What you should do: From the entries that follow, extract each line holding the string "Management".

─── Supplied data ───

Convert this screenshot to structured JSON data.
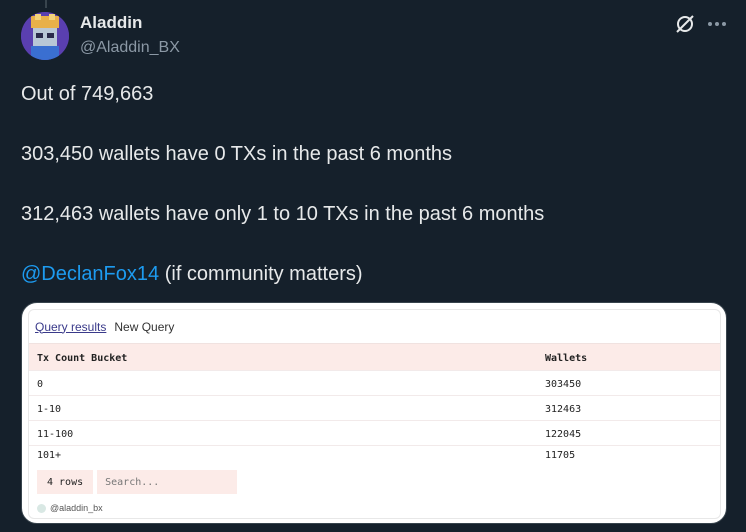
{
  "author": {
    "display_name": "Aladdin",
    "handle": "@Aladdin_BX"
  },
  "icons": {
    "grok": "grok-icon",
    "more": "more-icon"
  },
  "tweet": {
    "line1": "Out of 749,663",
    "line2": "303,450 wallets have 0 TXs in the past 6 months",
    "line3": "312,463 wallets have only 1 to 10 TXs in the past 6 months",
    "mention": "@DeclanFox14",
    "mention_suffix": " (if community matters)"
  },
  "colors": {
    "background": "#15202b",
    "mention": "#1d9bf0",
    "table_header": "#fcebe8"
  },
  "media": {
    "tabs": [
      "Query results",
      "New Query"
    ],
    "columns": [
      "Tx Count Bucket",
      "Wallets"
    ],
    "rows": [
      [
        "0",
        "303450"
      ],
      [
        "1-10",
        "312463"
      ],
      [
        "11-100",
        "122045"
      ],
      [
        "101+",
        "11705"
      ]
    ],
    "row_count": "4 rows",
    "search_placeholder": "Search...",
    "watermark": "@aladdin_bx"
  }
}
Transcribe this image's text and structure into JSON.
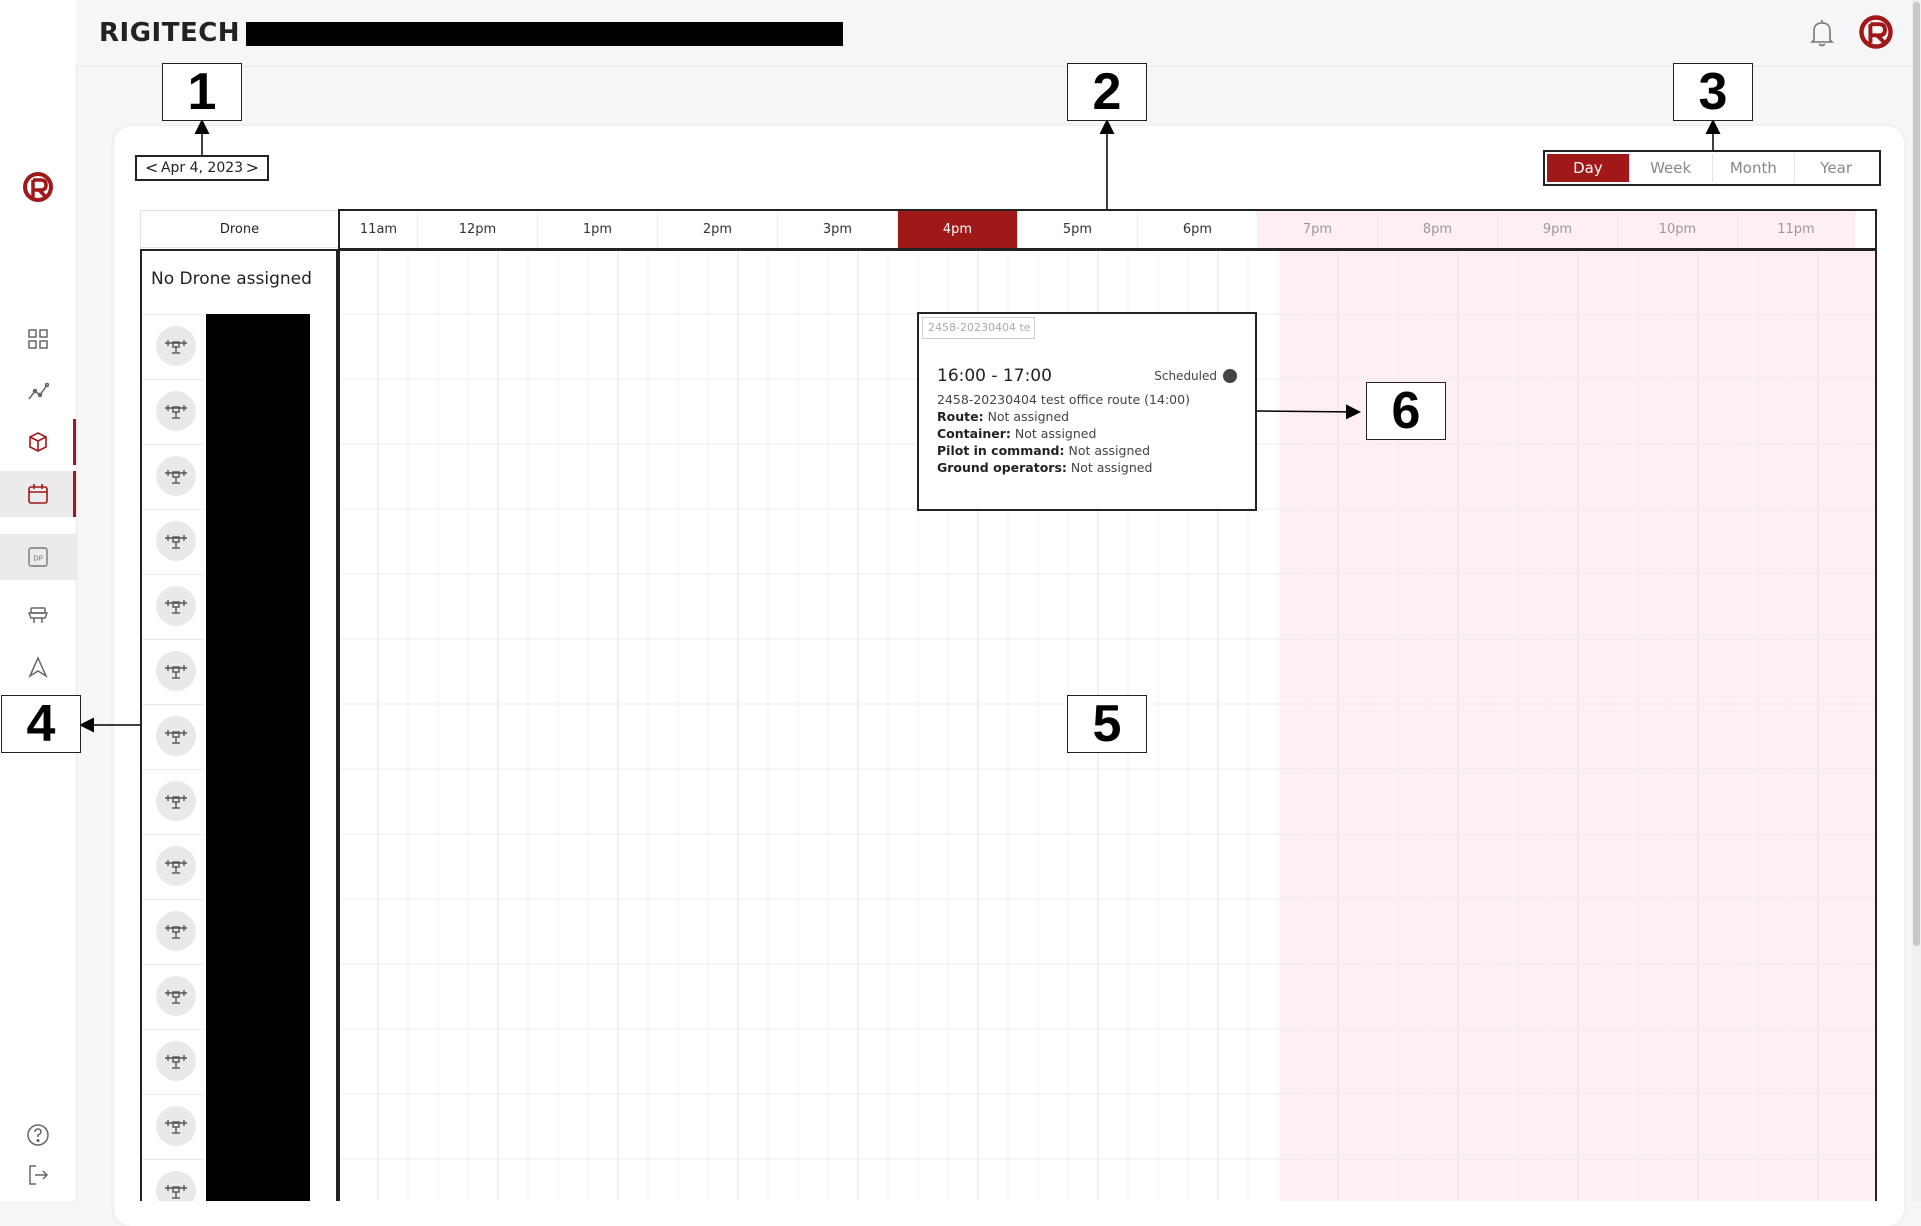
{
  "header": {
    "title": "RIGITECH -"
  },
  "date_nav": {
    "date": "Apr 4, 2023",
    "prev": "<",
    "next": ">"
  },
  "view_toggle": [
    "Day",
    "Week",
    "Month",
    "Year"
  ],
  "view_active": "Day",
  "grid": {
    "drone_column_label": "Drone",
    "hours": [
      "11am",
      "12pm",
      "1pm",
      "2pm",
      "3pm",
      "4pm",
      "5pm",
      "6pm",
      "7pm",
      "8pm",
      "9pm",
      "10pm",
      "11pm"
    ],
    "current_hour": "4pm",
    "no_drone_label": "No Drone assigned"
  },
  "popup": {
    "chip_text": "2458-20230404 te",
    "time": "16:00 - 17:00",
    "status": "Scheduled",
    "name": "2458-20230404 test office route (14:00)",
    "fields": [
      {
        "label": "Route:",
        "value": "Not assigned"
      },
      {
        "label": "Container:",
        "value": "Not assigned"
      },
      {
        "label": "Pilot in command:",
        "value": "Not assigned"
      },
      {
        "label": "Ground operators:",
        "value": "Not assigned"
      }
    ]
  },
  "callouts": [
    "1",
    "2",
    "3",
    "4",
    "5",
    "6"
  ],
  "icons": {
    "sidebar": [
      "logo-icon",
      "dashboard-icon",
      "analytics-icon",
      "cube-icon",
      "calendar-icon",
      "dp-icon",
      "drone-station-icon",
      "navigation-icon",
      "help-icon",
      "logout-icon"
    ],
    "header": [
      "bell-icon",
      "logo-icon"
    ]
  },
  "colors": {
    "accent": "#a11818",
    "after_hours": "#fdeff3"
  }
}
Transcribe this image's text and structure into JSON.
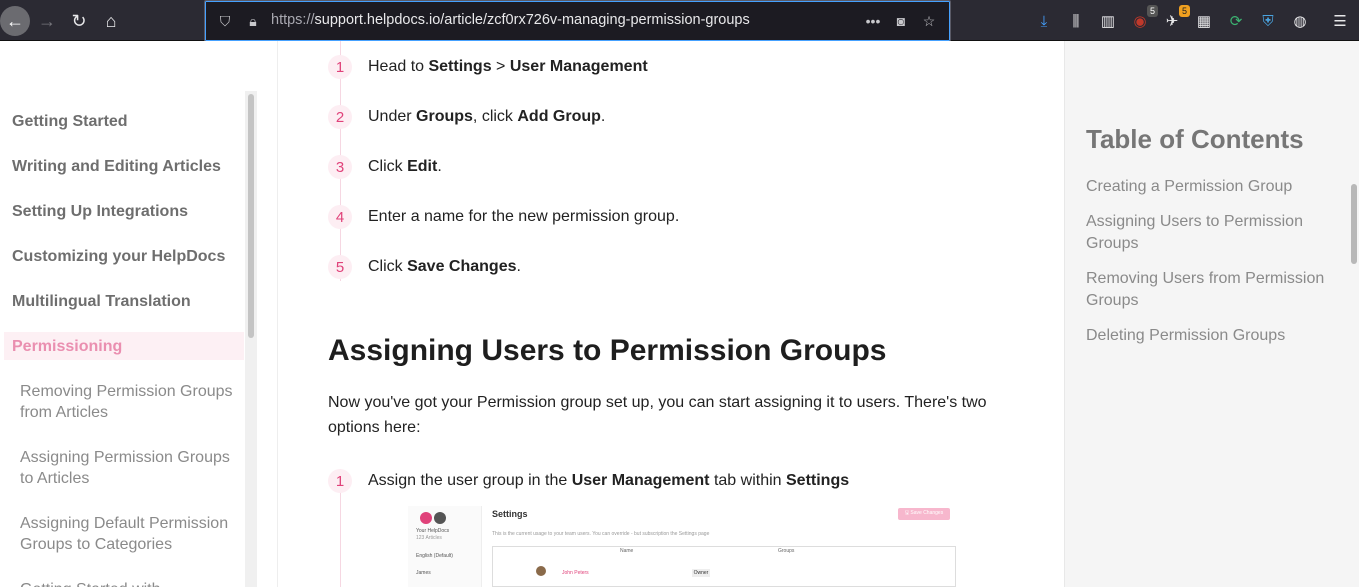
{
  "browser": {
    "url_prefix": "https://",
    "url_rest": "support.helpdocs.io/article/zcf0rx726v-managing-permission-groups",
    "extension_badges": [
      "5",
      "5"
    ]
  },
  "sidebar": {
    "items": [
      {
        "label": "Getting Started"
      },
      {
        "label": "Writing and Editing Articles"
      },
      {
        "label": "Setting Up Integrations"
      },
      {
        "label": "Customizing your HelpDocs"
      },
      {
        "label": "Multilingual Translation"
      },
      {
        "label": "Permissioning"
      }
    ],
    "sub_items": [
      {
        "label": "Removing Permission Groups from Articles"
      },
      {
        "label": "Assigning Permission Groups to Articles"
      },
      {
        "label": "Assigning Default Permission Groups to Categories"
      },
      {
        "label": "Getting Started with"
      }
    ]
  },
  "main": {
    "steps_top": [
      {
        "num": "1",
        "pre": "Head to ",
        "b1": "Settings",
        "mid": " > ",
        "b2": "User Management",
        "post": ""
      },
      {
        "num": "2",
        "pre": "Under ",
        "b1": "Groups",
        "mid": ", click ",
        "b2": "Add Group",
        "post": "."
      },
      {
        "num": "3",
        "pre": "Click ",
        "b1": "Edit",
        "mid": ".",
        "b2": "",
        "post": ""
      },
      {
        "num": "4",
        "pre": "Enter a name for the new permission group.",
        "b1": "",
        "mid": "",
        "b2": "",
        "post": ""
      },
      {
        "num": "5",
        "pre": "Click ",
        "b1": "Save Changes",
        "mid": ".",
        "b2": "",
        "post": ""
      }
    ],
    "heading": "Assigning Users to Permission Groups",
    "paragraph": "Now you've got your Permission group set up, you can start assigning it to users. There's two options here:",
    "step_bottom": {
      "num": "1",
      "pre": "Assign the user group in the ",
      "b1": "User Management",
      "mid": " tab within ",
      "b2": "Settings",
      "post": ""
    },
    "embedded": {
      "title": "Settings",
      "save_btn": "🖫 Save Changes",
      "subtitle": "This is the current usage to your team users. You can override - but subscription the Settings page",
      "col_name": "Name",
      "col_groups": "Groups",
      "user_name": "John Peters",
      "role": "Owner",
      "side_brand": "Your HelpDocs",
      "side_sub": "123 Articles",
      "side_lang": "English (Default)",
      "side_user": "James"
    }
  },
  "toc": {
    "title": "Table of Contents",
    "links": [
      {
        "label": "Creating a Permission Group"
      },
      {
        "label": "Assigning Users to Permission Groups"
      },
      {
        "label": "Removing Users from Permission Groups"
      },
      {
        "label": "Deleting Permission Groups"
      }
    ]
  }
}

───

Answer for the task:
        "b2": "User Management",
      "b1": "User Management",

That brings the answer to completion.